- **Short problem**: Give back the whole listing exactly as shown.

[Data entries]
***

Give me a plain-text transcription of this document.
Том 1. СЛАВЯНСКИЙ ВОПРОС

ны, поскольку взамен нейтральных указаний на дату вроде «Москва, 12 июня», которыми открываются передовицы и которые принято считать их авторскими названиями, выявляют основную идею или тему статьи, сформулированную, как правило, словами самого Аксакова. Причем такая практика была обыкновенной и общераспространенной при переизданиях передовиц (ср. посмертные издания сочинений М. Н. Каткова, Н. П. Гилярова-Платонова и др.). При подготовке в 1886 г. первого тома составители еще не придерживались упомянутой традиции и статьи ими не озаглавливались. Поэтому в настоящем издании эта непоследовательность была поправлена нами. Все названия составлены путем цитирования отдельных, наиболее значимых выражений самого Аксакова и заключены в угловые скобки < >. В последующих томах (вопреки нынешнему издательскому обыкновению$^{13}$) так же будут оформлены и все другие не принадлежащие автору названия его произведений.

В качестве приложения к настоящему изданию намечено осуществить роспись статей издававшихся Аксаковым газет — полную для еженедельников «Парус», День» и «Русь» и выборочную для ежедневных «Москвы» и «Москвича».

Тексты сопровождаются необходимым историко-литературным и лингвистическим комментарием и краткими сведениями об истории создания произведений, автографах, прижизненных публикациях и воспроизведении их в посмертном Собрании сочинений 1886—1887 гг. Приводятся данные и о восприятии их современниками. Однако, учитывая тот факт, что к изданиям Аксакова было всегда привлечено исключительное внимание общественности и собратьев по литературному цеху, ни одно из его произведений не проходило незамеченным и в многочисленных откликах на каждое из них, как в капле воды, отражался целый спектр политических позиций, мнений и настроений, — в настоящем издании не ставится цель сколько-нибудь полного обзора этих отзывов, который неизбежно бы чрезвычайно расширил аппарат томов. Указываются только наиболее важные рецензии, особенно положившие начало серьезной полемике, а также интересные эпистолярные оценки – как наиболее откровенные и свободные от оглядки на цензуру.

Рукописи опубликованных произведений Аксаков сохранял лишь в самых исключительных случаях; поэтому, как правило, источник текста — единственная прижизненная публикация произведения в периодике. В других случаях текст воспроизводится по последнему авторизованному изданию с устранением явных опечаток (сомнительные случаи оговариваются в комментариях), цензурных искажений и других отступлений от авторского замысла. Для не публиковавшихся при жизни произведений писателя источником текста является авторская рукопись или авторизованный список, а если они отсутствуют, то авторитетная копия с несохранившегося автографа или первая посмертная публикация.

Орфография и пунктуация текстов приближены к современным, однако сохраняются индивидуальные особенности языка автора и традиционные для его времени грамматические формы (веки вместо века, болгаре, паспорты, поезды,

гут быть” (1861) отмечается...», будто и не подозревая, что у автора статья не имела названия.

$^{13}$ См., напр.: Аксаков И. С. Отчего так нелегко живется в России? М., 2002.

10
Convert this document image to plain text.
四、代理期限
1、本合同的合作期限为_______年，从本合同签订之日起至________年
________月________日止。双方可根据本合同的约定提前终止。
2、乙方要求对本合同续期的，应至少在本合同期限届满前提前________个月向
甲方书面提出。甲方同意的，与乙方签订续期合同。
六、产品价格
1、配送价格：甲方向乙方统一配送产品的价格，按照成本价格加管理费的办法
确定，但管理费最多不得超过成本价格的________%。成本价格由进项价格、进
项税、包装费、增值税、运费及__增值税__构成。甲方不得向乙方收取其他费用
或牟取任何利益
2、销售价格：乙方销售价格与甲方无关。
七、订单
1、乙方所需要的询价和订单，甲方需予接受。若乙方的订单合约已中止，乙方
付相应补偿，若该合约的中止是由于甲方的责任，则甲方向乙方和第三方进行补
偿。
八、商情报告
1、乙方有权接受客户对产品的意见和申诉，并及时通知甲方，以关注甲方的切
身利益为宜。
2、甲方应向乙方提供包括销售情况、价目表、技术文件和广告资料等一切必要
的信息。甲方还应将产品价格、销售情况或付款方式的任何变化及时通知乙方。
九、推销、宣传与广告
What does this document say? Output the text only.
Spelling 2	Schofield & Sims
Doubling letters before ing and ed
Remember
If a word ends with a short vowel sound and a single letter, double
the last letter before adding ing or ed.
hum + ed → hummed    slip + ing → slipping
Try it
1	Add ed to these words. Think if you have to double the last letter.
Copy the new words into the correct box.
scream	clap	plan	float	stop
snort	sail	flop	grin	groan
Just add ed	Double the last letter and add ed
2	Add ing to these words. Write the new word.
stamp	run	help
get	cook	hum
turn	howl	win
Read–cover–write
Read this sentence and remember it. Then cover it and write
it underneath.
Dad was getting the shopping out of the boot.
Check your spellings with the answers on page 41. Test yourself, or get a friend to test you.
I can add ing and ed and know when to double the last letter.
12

***

- **Written response**:
Give me a plain-text transcription of this document.
Том 1. СЛАВЯНСКИЙ ВОПРОС

ны, поскольку взамен нейтральных указаний на дату вроде «Москва, 12 июня», которыми открываются передовицы и которые принято считать их авторскими названиями, выявляют основную идею или тему статьи, сформулированную, как правило, словами самого Аксакова. Причем такая практика была обыкновенной и общераспространенной при переизданиях передовиц (ср. посмертные издания сочинений М. Н. Каткова, Н. П. Гилярова-Платонова и др.). При подготовке в 1886 г. первого тома составители еще не придерживались упомянутой традиции и статьи ими не озаглавливались. Поэтому в настоящем издании эта непоследовательность была поправлена нами. Все названия составлены путем цитирования отдельных, наиболее значимых выражений самого Аксакова и заключены в угловые скобки < >. В последующих томах (вопреки нынешнему издательскому обыкновению$^{13}$) так же будут оформлены и все другие не принадлежащие автору названия его произведений.

В качестве приложения к настоящему изданию намечено осуществить роспись статей издававшихся Аксаковым газет — полную для еженедельников «Парус», День» и «Русь» и выборочную для ежедневных «Москвы» и «Москвича».

Тексты сопровождаются необходимым историко-литературным и лингвистическим комментарием и краткими сведениями об истории создания произведений, автографах, прижизненных публикациях и воспроизведении их в посмертном Собрании сочинений 1886—1887 гг. Приводятся данные и о восприятии их современниками. Однако, учитывая тот факт, что к изданиям Аксакова было всегда привлечено исключительное внимание общественности и собратьев по литературному цеху, ни одно из его произведений не проходило незамеченным и в многочисленных откликах на каждое из них, как в капле воды, отражался целый спектр политических позиций, мнений и настроений, — в настоящем издании не ставится цель сколько-нибудь полного обзора этих отзывов, который неизбежно бы чрезвычайно расширил аппарат томов. Указываются только наиболее важные рецензии, особенно положившие начало серьезной полемике, а также интересные эпистолярные оценки – как наиболее откровенные и свободные от оглядки на цензуру.

Рукописи опубликованных произведений Аксаков сохранял лишь в самых исключительных случаях; поэтому, как правило, источник текста — единственная прижизненная публикация произведения в периодике. В других случаях текст воспроизводится по последнему авторизованному изданию с устранением явных опечаток (сомнительные случаи оговариваются в комментариях), цензурных искажений и других отступлений от авторского замысла. Для не публиковавшихся при жизни произведений писателя источником текста является авторская рукопись или авторизованный список, а если они отсутствуют, то авторитетная копия с несохранившегося автографа или первая посмертная публикация.

Орфография и пунктуация текстов приближены к современным, однако сохраняются индивидуальные особенности языка автора и традиционные для его времени грамматические формы (веки вместо века, болгаре, паспорты, поезды,

гут быть” (1861) отмечается...», будто и не подозревая, что у автора статья не имела названия.

$^{13}$ См., напр.: Аксаков И. С. Отчего так нелегко живется в России? М., 2002.

10
Convert this document image to plain text.
四、代理期限
1、本合同的合作期限为_______年，从本合同签订之日起至________年
________月________日止。双方可根据本合同的约定提前终止。
2、乙方要求对本合同续期的，应至少在本合同期限届满前提前________个月向
甲方书面提出。甲方同意的，与乙方签订续期合同。
六、产品价格
1、配送价格：甲方向乙方统一配送产品的价格，按照成本价格加管理费的办法
确定，但管理费最多不得超过成本价格的________%。成本价格由进项价格、进
项税、包装费、增值税、运费及__增值税__构成。甲方不得向乙方收取其他费用
或牟取任何利益
2、销售价格：乙方销售价格与甲方无关。
七、订单
1、乙方所需要的询价和订单，甲方需予接受。若乙方的订单合约已中止，乙方
付相应补偿，若该合约的中止是由于甲方的责任，则甲方向乙方和第三方进行补
偿。
八、商情报告
1、乙方有权接受客户对产品的意见和申诉，并及时通知甲方，以关注甲方的切
身利益为宜。
2、甲方应向乙方提供包括销售情况、价目表、技术文件和广告资料等一切必要
的信息。甲方还应将产品价格、销售情况或付款方式的任何变化及时通知乙方。
九、推销、宣传与广告
What does this document say? Output the text only.
Spelling 2	Schofield & Sims
Doubling letters before ing and ed
Remember
If a word ends with a short vowel sound and a single letter, double
the last letter before adding ing or ed.
hum + ed → hummed    slip + ing → slipping
Try it
1	Add ed to these words. Think if you have to double the last letter.
Copy the new words into the correct box.
scream	clap	plan	float	stop
snort	sail	flop	grin	groan
Just add ed	Double the last letter and add ed
2	Add ing to these words. Write the new word.
stamp	run	help
get	cook	hum
turn	howl	win
Read–cover–write
Read this sentence and remember it. Then cover it and write
it underneath.
Dad was getting the shopping out of the boot.
Check your spellings with the answers on page 41. Test yourself, or get a friend to test you.
I can add ing and ed and know when to double the last letter.
12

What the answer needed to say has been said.